Output all the entries word for word. Omit the pictures.

begin DATASET RECORDS

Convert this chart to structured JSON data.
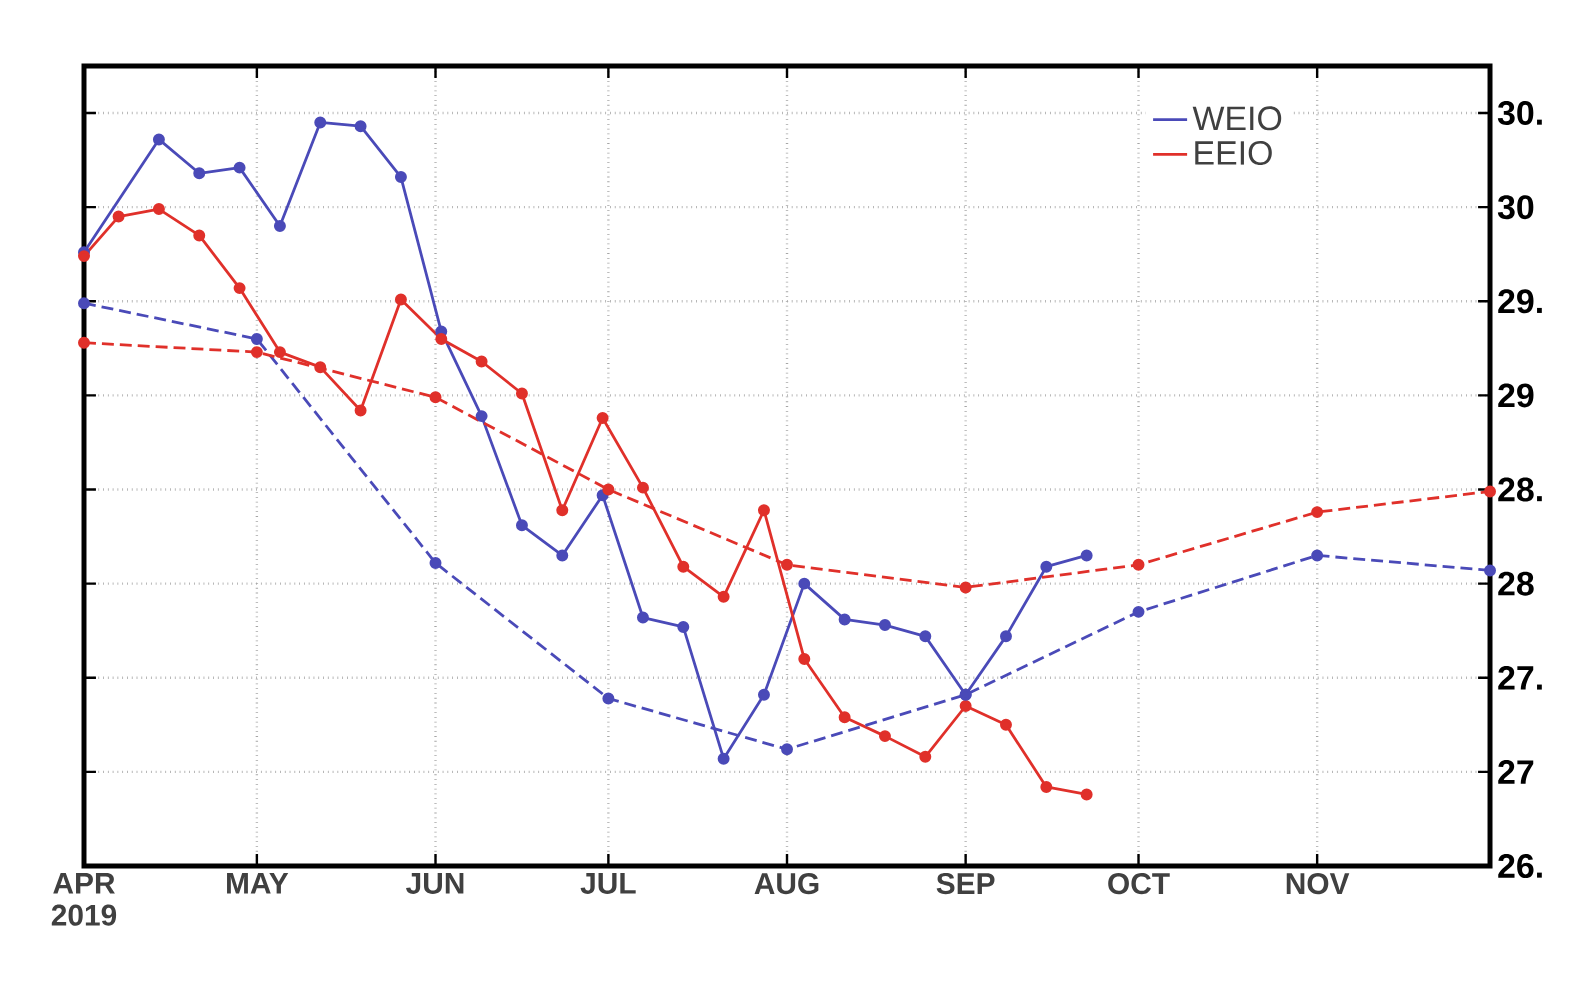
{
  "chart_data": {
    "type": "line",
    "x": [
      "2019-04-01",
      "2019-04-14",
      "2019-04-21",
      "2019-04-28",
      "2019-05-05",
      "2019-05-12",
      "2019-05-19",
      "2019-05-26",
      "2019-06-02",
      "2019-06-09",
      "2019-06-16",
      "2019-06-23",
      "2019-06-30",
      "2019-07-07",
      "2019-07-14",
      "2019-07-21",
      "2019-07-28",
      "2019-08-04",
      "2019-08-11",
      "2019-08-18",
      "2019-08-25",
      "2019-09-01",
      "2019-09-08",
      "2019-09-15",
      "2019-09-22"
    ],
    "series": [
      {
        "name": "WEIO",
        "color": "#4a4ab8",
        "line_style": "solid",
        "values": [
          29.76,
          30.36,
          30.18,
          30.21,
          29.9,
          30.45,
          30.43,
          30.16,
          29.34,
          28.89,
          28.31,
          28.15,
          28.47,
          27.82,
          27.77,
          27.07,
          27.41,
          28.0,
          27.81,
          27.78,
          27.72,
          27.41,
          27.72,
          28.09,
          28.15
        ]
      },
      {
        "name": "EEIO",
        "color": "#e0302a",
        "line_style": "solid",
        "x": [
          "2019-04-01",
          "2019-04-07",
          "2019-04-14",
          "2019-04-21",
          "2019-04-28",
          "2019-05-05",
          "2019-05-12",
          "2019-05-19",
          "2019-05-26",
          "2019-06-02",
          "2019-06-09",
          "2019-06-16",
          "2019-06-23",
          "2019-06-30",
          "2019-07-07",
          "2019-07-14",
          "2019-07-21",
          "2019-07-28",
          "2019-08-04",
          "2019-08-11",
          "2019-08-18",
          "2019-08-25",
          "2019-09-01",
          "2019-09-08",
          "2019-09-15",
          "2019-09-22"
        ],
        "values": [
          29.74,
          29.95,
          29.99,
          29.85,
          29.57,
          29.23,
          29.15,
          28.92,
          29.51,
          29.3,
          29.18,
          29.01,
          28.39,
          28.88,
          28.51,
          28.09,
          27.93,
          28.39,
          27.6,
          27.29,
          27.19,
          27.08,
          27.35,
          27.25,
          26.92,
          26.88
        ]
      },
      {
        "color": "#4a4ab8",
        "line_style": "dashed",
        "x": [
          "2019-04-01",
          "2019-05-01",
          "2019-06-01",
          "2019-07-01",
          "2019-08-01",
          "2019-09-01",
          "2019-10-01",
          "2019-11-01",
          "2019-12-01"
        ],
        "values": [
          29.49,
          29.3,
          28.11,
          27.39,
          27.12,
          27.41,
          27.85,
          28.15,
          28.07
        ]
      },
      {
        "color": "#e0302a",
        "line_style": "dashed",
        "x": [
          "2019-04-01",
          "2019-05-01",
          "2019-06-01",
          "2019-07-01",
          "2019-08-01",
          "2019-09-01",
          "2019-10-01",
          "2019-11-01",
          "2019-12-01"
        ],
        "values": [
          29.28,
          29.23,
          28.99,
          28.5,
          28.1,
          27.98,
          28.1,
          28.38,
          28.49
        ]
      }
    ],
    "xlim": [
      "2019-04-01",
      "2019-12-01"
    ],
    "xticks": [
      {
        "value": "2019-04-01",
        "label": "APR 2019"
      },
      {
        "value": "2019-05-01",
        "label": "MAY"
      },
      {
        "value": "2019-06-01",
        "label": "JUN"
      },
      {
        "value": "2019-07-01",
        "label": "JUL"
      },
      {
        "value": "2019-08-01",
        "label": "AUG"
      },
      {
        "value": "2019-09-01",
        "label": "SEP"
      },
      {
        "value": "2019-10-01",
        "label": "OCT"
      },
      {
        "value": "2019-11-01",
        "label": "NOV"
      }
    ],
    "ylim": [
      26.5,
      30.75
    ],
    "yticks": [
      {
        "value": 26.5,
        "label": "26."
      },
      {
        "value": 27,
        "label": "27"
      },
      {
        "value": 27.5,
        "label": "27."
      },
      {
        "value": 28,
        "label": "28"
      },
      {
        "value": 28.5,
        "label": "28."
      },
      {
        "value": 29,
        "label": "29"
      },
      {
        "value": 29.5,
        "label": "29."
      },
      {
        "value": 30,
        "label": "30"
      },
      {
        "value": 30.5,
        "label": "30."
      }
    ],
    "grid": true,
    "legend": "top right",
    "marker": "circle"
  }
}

end DATASET RECORDS

§ TASK RESPONSE
Convert this chart to structured JSON data.
{
  "chart_data": {
    "type": "line",
    "x": [
      "2019-04-01",
      "2019-04-14",
      "2019-04-21",
      "2019-04-28",
      "2019-05-05",
      "2019-05-12",
      "2019-05-19",
      "2019-05-26",
      "2019-06-02",
      "2019-06-09",
      "2019-06-16",
      "2019-06-23",
      "2019-06-30",
      "2019-07-07",
      "2019-07-14",
      "2019-07-21",
      "2019-07-28",
      "2019-08-04",
      "2019-08-11",
      "2019-08-18",
      "2019-08-25",
      "2019-09-01",
      "2019-09-08",
      "2019-09-15",
      "2019-09-22"
    ],
    "series": [
      {
        "name": "WEIO",
        "color": "#4a4ab8",
        "line_style": "solid",
        "values": [
          29.76,
          30.36,
          30.18,
          30.21,
          29.9,
          30.45,
          30.43,
          30.16,
          29.34,
          28.89,
          28.31,
          28.15,
          28.47,
          27.82,
          27.77,
          27.07,
          27.41,
          28.0,
          27.81,
          27.78,
          27.72,
          27.41,
          27.72,
          28.09,
          28.15
        ]
      },
      {
        "name": "EEIO",
        "color": "#e0302a",
        "line_style": "solid",
        "x": [
          "2019-04-01",
          "2019-04-07",
          "2019-04-14",
          "2019-04-21",
          "2019-04-28",
          "2019-05-05",
          "2019-05-12",
          "2019-05-19",
          "2019-05-26",
          "2019-06-02",
          "2019-06-09",
          "2019-06-16",
          "2019-06-23",
          "2019-06-30",
          "2019-07-07",
          "2019-07-14",
          "2019-07-21",
          "2019-07-28",
          "2019-08-04",
          "2019-08-11",
          "2019-08-18",
          "2019-08-25",
          "2019-09-01",
          "2019-09-08",
          "2019-09-15",
          "2019-09-22"
        ],
        "values": [
          29.74,
          29.95,
          29.99,
          29.85,
          29.57,
          29.23,
          29.15,
          28.92,
          29.51,
          29.3,
          29.18,
          29.01,
          28.39,
          28.88,
          28.51,
          28.09,
          27.93,
          28.39,
          27.6,
          27.29,
          27.19,
          27.08,
          27.35,
          27.25,
          26.92,
          26.88
        ]
      },
      {
        "color": "#4a4ab8",
        "line_style": "dashed",
        "x": [
          "2019-04-01",
          "2019-05-01",
          "2019-06-01",
          "2019-07-01",
          "2019-08-01",
          "2019-09-01",
          "2019-10-01",
          "2019-11-01",
          "2019-12-01"
        ],
        "values": [
          29.49,
          29.3,
          28.11,
          27.39,
          27.12,
          27.41,
          27.85,
          28.15,
          28.07
        ]
      },
      {
        "color": "#e0302a",
        "line_style": "dashed",
        "x": [
          "2019-04-01",
          "2019-05-01",
          "2019-06-01",
          "2019-07-01",
          "2019-08-01",
          "2019-09-01",
          "2019-10-01",
          "2019-11-01",
          "2019-12-01"
        ],
        "values": [
          29.28,
          29.23,
          28.99,
          28.5,
          28.1,
          27.98,
          28.1,
          28.38,
          28.49
        ]
      }
    ],
    "xlim": [
      "2019-04-01",
      "2019-12-01"
    ],
    "xticks": [
      {
        "value": "2019-04-01",
        "label": "APR 2019"
      },
      {
        "value": "2019-05-01",
        "label": "MAY"
      },
      {
        "value": "2019-06-01",
        "label": "JUN"
      },
      {
        "value": "2019-07-01",
        "label": "JUL"
      },
      {
        "value": "2019-08-01",
        "label": "AUG"
      },
      {
        "value": "2019-09-01",
        "label": "SEP"
      },
      {
        "value": "2019-10-01",
        "label": "OCT"
      },
      {
        "value": "2019-11-01",
        "label": "NOV"
      }
    ],
    "ylim": [
      26.5,
      30.75
    ],
    "yticks": [
      {
        "value": 26.5,
        "label": "26."
      },
      {
        "value": 27,
        "label": "27"
      },
      {
        "value": 27.5,
        "label": "27."
      },
      {
        "value": 28,
        "label": "28"
      },
      {
        "value": 28.5,
        "label": "28."
      },
      {
        "value": 29,
        "label": "29"
      },
      {
        "value": 29.5,
        "label": "29."
      },
      {
        "value": 30,
        "label": "30"
      },
      {
        "value": 30.5,
        "label": "30."
      }
    ],
    "grid": true,
    "legend": "top right",
    "marker": "circle"
  }
}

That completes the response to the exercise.